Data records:
[start]

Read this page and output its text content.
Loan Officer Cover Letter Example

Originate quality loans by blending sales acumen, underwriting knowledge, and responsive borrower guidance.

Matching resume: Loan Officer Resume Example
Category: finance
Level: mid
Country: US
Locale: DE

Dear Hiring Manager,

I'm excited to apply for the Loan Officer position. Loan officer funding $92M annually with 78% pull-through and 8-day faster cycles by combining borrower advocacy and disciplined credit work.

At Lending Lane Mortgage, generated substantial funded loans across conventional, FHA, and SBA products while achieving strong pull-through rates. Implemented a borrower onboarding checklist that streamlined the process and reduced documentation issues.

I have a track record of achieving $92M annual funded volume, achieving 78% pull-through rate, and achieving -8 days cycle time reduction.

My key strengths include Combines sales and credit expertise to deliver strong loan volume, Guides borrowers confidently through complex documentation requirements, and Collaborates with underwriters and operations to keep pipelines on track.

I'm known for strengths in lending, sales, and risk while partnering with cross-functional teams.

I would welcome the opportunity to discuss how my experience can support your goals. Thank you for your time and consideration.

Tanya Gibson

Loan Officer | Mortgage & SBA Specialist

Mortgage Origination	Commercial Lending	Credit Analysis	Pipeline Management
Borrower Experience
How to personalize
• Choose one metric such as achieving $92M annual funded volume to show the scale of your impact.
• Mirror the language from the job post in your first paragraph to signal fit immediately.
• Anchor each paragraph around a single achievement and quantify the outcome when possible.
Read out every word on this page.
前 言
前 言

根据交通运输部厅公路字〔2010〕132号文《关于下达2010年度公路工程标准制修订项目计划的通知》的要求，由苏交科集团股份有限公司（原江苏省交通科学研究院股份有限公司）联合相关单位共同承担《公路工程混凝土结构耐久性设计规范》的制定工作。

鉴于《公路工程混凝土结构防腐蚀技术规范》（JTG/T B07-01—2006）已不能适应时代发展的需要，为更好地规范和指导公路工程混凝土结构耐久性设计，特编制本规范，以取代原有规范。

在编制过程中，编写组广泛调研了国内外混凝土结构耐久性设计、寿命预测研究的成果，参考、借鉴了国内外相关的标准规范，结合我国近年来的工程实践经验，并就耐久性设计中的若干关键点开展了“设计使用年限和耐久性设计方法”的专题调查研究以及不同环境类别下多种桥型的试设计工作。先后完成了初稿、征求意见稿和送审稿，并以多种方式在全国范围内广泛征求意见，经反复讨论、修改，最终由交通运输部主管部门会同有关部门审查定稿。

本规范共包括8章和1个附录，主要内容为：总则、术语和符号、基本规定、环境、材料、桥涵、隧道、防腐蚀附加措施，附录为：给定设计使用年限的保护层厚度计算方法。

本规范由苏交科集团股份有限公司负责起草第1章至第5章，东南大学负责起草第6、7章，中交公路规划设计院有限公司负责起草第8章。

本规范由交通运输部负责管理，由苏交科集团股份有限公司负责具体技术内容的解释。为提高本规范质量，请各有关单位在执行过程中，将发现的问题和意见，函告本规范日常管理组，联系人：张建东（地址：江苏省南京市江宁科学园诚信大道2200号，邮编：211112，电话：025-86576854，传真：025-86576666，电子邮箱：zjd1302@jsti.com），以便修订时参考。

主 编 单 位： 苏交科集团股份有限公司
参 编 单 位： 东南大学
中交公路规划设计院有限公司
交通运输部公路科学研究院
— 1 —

[end]

**Requirement**
Write out the records shown above, exactly as they appear.

**Output of the task**
Read this page and output its text content.
Loan Officer Cover Letter Example

Originate quality loans by blending sales acumen, underwriting knowledge, and responsive borrower guidance.

Matching resume: Loan Officer Resume Example
Category: finance
Level: mid
Country: US
Locale: DE

Dear Hiring Manager,

I'm excited to apply for the Loan Officer position. Loan officer funding $92M annually with 78% pull-through and 8-day faster cycles by combining borrower advocacy and disciplined credit work.

At Lending Lane Mortgage, generated substantial funded loans across conventional, FHA, and SBA products while achieving strong pull-through rates. Implemented a borrower onboarding checklist that streamlined the process and reduced documentation issues.

I have a track record of achieving $92M annual funded volume, achieving 78% pull-through rate, and achieving -8 days cycle time reduction.

My key strengths include Combines sales and credit expertise to deliver strong loan volume, Guides borrowers confidently through complex documentation requirements, and Collaborates with underwriters and operations to keep pipelines on track.

I'm known for strengths in lending, sales, and risk while partnering with cross-functional teams.

I would welcome the opportunity to discuss how my experience can support your goals. Thank you for your time and consideration.

Tanya Gibson

Loan Officer | Mortgage & SBA Specialist

Mortgage Origination	Commercial Lending	Credit Analysis	Pipeline Management
Borrower Experience
How to personalize
• Choose one metric such as achieving $92M annual funded volume to show the scale of your impact.
• Mirror the language from the job post in your first paragraph to signal fit immediately.
• Anchor each paragraph around a single achievement and quantify the outcome when possible.
Read out every word on this page.
前 言
前 言

根据交通运输部厅公路字〔2010〕132号文《关于下达2010年度公路工程标准制修订项目计划的通知》的要求，由苏交科集团股份有限公司（原江苏省交通科学研究院股份有限公司）联合相关单位共同承担《公路工程混凝土结构耐久性设计规范》的制定工作。

鉴于《公路工程混凝土结构防腐蚀技术规范》（JTG/T B07-01—2006）已不能适应时代发展的需要，为更好地规范和指导公路工程混凝土结构耐久性设计，特编制本规范，以取代原有规范。

在编制过程中，编写组广泛调研了国内外混凝土结构耐久性设计、寿命预测研究的成果，参考、借鉴了国内外相关的标准规范，结合我国近年来的工程实践经验，并就耐久性设计中的若干关键点开展了“设计使用年限和耐久性设计方法”的专题调查研究以及不同环境类别下多种桥型的试设计工作。先后完成了初稿、征求意见稿和送审稿，并以多种方式在全国范围内广泛征求意见，经反复讨论、修改，最终由交通运输部主管部门会同有关部门审查定稿。

本规范共包括8章和1个附录，主要内容为：总则、术语和符号、基本规定、环境、材料、桥涵、隧道、防腐蚀附加措施，附录为：给定设计使用年限的保护层厚度计算方法。

本规范由苏交科集团股份有限公司负责起草第1章至第5章，东南大学负责起草第6、7章，中交公路规划设计院有限公司负责起草第8章。

本规范由交通运输部负责管理，由苏交科集团股份有限公司负责具体技术内容的解释。为提高本规范质量，请各有关单位在执行过程中，将发现的问题和意见，函告本规范日常管理组，联系人：张建东（地址：江苏省南京市江宁科学园诚信大道2200号，邮编：211112，电话：025-86576854，传真：025-86576666，电子邮箱：zjd1302@jsti.com），以便修订时参考。

主 编 单 位： 苏交科集团股份有限公司
参 编 单 位： 东南大学
中交公路规划设计院有限公司
交通运输部公路科学研究院
— 1 —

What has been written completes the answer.